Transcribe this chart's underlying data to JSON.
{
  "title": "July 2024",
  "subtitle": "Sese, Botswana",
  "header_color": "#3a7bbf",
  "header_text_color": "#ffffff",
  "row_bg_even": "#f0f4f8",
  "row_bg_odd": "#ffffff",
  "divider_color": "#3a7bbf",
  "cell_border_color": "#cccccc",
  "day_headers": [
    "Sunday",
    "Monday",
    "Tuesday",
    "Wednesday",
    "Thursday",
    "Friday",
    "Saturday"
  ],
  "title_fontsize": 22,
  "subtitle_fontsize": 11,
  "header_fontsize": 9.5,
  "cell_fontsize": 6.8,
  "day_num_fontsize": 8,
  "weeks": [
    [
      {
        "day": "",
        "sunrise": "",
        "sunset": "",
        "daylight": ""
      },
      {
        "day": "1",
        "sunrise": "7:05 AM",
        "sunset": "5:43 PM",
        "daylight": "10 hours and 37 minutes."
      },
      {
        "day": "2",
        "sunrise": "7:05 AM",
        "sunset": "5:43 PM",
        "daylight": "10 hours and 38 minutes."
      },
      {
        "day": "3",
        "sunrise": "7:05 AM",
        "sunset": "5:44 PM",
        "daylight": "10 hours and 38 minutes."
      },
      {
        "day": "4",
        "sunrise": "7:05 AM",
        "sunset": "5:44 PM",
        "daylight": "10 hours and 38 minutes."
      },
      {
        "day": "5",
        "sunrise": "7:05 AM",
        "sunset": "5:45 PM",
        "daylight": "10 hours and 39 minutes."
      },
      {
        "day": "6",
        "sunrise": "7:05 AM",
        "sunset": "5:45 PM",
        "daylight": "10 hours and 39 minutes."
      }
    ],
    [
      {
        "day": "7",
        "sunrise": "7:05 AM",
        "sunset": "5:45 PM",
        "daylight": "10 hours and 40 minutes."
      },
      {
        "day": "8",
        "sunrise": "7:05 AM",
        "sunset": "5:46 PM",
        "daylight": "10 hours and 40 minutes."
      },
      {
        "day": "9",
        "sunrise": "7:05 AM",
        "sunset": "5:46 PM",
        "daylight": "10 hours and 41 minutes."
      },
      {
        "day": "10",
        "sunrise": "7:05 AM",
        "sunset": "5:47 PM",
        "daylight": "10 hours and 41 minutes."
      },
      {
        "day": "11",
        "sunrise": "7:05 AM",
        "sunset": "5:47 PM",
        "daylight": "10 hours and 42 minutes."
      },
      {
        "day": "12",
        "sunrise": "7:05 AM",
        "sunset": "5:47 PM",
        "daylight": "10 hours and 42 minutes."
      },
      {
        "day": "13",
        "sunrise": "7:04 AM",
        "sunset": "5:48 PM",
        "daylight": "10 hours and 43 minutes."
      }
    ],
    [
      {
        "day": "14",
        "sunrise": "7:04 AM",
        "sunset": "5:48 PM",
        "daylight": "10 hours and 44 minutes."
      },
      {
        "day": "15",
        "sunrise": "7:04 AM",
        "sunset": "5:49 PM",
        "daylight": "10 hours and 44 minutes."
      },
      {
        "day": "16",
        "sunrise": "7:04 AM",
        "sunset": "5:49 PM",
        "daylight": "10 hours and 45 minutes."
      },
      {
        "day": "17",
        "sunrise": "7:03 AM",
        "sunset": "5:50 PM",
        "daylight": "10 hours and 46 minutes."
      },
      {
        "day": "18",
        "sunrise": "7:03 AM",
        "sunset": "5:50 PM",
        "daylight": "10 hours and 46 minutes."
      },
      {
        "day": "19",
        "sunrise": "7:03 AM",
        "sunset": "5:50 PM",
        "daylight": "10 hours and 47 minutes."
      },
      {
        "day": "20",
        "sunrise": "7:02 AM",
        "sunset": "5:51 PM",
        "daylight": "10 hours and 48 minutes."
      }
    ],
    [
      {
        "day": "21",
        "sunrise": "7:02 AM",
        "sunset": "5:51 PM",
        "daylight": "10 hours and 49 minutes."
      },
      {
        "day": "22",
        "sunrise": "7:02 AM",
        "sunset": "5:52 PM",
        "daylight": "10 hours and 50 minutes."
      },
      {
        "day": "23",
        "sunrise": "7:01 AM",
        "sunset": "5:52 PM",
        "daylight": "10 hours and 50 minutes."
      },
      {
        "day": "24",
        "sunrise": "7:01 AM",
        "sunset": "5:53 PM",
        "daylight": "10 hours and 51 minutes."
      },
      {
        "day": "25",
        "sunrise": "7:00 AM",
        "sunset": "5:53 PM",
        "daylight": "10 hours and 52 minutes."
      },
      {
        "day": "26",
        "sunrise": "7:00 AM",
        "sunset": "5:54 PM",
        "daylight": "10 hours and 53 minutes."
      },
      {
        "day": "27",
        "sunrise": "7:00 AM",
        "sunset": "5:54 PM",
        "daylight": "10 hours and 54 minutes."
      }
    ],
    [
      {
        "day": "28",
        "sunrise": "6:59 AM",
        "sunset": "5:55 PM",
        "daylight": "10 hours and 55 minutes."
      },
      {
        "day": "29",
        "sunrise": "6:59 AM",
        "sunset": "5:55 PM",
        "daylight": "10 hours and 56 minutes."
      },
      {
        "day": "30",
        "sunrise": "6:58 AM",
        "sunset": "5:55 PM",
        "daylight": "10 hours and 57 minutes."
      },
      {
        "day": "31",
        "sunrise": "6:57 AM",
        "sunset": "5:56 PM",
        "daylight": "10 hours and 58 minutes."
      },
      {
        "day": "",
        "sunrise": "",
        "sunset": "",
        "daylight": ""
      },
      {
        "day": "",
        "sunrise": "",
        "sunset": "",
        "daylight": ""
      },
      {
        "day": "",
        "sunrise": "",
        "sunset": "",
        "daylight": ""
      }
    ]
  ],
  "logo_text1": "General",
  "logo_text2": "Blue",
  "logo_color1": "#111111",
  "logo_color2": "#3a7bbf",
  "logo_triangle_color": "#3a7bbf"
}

> [Task instructions] Every record shown above must be echoed exactly.

> [Answer to this problem]
Transcribe this chart's underlying data to JSON.
{
  "title": "July 2024",
  "subtitle": "Sese, Botswana",
  "header_color": "#3a7bbf",
  "header_text_color": "#ffffff",
  "row_bg_even": "#f0f4f8",
  "row_bg_odd": "#ffffff",
  "divider_color": "#3a7bbf",
  "cell_border_color": "#cccccc",
  "day_headers": [
    "Sunday",
    "Monday",
    "Tuesday",
    "Wednesday",
    "Thursday",
    "Friday",
    "Saturday"
  ],
  "title_fontsize": 22,
  "subtitle_fontsize": 11,
  "header_fontsize": 9.5,
  "cell_fontsize": 6.8,
  "day_num_fontsize": 8,
  "weeks": [
    [
      {
        "day": "",
        "sunrise": "",
        "sunset": "",
        "daylight": ""
      },
      {
        "day": "1",
        "sunrise": "7:05 AM",
        "sunset": "5:43 PM",
        "daylight": "10 hours and 37 minutes."
      },
      {
        "day": "2",
        "sunrise": "7:05 AM",
        "sunset": "5:43 PM",
        "daylight": "10 hours and 38 minutes."
      },
      {
        "day": "3",
        "sunrise": "7:05 AM",
        "sunset": "5:44 PM",
        "daylight": "10 hours and 38 minutes."
      },
      {
        "day": "4",
        "sunrise": "7:05 AM",
        "sunset": "5:44 PM",
        "daylight": "10 hours and 38 minutes."
      },
      {
        "day": "5",
        "sunrise": "7:05 AM",
        "sunset": "5:45 PM",
        "daylight": "10 hours and 39 minutes."
      },
      {
        "day": "6",
        "sunrise": "7:05 AM",
        "sunset": "5:45 PM",
        "daylight": "10 hours and 39 minutes."
      }
    ],
    [
      {
        "day": "7",
        "sunrise": "7:05 AM",
        "sunset": "5:45 PM",
        "daylight": "10 hours and 40 minutes."
      },
      {
        "day": "8",
        "sunrise": "7:05 AM",
        "sunset": "5:46 PM",
        "daylight": "10 hours and 40 minutes."
      },
      {
        "day": "9",
        "sunrise": "7:05 AM",
        "sunset": "5:46 PM",
        "daylight": "10 hours and 41 minutes."
      },
      {
        "day": "10",
        "sunrise": "7:05 AM",
        "sunset": "5:47 PM",
        "daylight": "10 hours and 41 minutes."
      },
      {
        "day": "11",
        "sunrise": "7:05 AM",
        "sunset": "5:47 PM",
        "daylight": "10 hours and 42 minutes."
      },
      {
        "day": "12",
        "sunrise": "7:05 AM",
        "sunset": "5:47 PM",
        "daylight": "10 hours and 42 minutes."
      },
      {
        "day": "13",
        "sunrise": "7:04 AM",
        "sunset": "5:48 PM",
        "daylight": "10 hours and 43 minutes."
      }
    ],
    [
      {
        "day": "14",
        "sunrise": "7:04 AM",
        "sunset": "5:48 PM",
        "daylight": "10 hours and 44 minutes."
      },
      {
        "day": "15",
        "sunrise": "7:04 AM",
        "sunset": "5:49 PM",
        "daylight": "10 hours and 44 minutes."
      },
      {
        "day": "16",
        "sunrise": "7:04 AM",
        "sunset": "5:49 PM",
        "daylight": "10 hours and 45 minutes."
      },
      {
        "day": "17",
        "sunrise": "7:03 AM",
        "sunset": "5:50 PM",
        "daylight": "10 hours and 46 minutes."
      },
      {
        "day": "18",
        "sunrise": "7:03 AM",
        "sunset": "5:50 PM",
        "daylight": "10 hours and 46 minutes."
      },
      {
        "day": "19",
        "sunrise": "7:03 AM",
        "sunset": "5:50 PM",
        "daylight": "10 hours and 47 minutes."
      },
      {
        "day": "20",
        "sunrise": "7:02 AM",
        "sunset": "5:51 PM",
        "daylight": "10 hours and 48 minutes."
      }
    ],
    [
      {
        "day": "21",
        "sunrise": "7:02 AM",
        "sunset": "5:51 PM",
        "daylight": "10 hours and 49 minutes."
      },
      {
        "day": "22",
        "sunrise": "7:02 AM",
        "sunset": "5:52 PM",
        "daylight": "10 hours and 50 minutes."
      },
      {
        "day": "23",
        "sunrise": "7:01 AM",
        "sunset": "5:52 PM",
        "daylight": "10 hours and 50 minutes."
      },
      {
        "day": "24",
        "sunrise": "7:01 AM",
        "sunset": "5:53 PM",
        "daylight": "10 hours and 51 minutes."
      },
      {
        "day": "25",
        "sunrise": "7:00 AM",
        "sunset": "5:53 PM",
        "daylight": "10 hours and 52 minutes."
      },
      {
        "day": "26",
        "sunrise": "7:00 AM",
        "sunset": "5:54 PM",
        "daylight": "10 hours and 53 minutes."
      },
      {
        "day": "27",
        "sunrise": "7:00 AM",
        "sunset": "5:54 PM",
        "daylight": "10 hours and 54 minutes."
      }
    ],
    [
      {
        "day": "28",
        "sunrise": "6:59 AM",
        "sunset": "5:55 PM",
        "daylight": "10 hours and 55 minutes."
      },
      {
        "day": "29",
        "sunrise": "6:59 AM",
        "sunset": "5:55 PM",
        "daylight": "10 hours and 56 minutes."
      },
      {
        "day": "30",
        "sunrise": "6:58 AM",
        "sunset": "5:55 PM",
        "daylight": "10 hours and 57 minutes."
      },
      {
        "day": "31",
        "sunrise": "6:57 AM",
        "sunset": "5:56 PM",
        "daylight": "10 hours and 58 minutes."
      },
      {
        "day": "",
        "sunrise": "",
        "sunset": "",
        "daylight": ""
      },
      {
        "day": "",
        "sunrise": "",
        "sunset": "",
        "daylight": ""
      },
      {
        "day": "",
        "sunrise": "",
        "sunset": "",
        "daylight": ""
      }
    ]
  ],
  "logo_text1": "General",
  "logo_text2": "Blue",
  "logo_color1": "#111111",
  "logo_color2": "#3a7bbf",
  "logo_triangle_color": "#3a7bbf"
}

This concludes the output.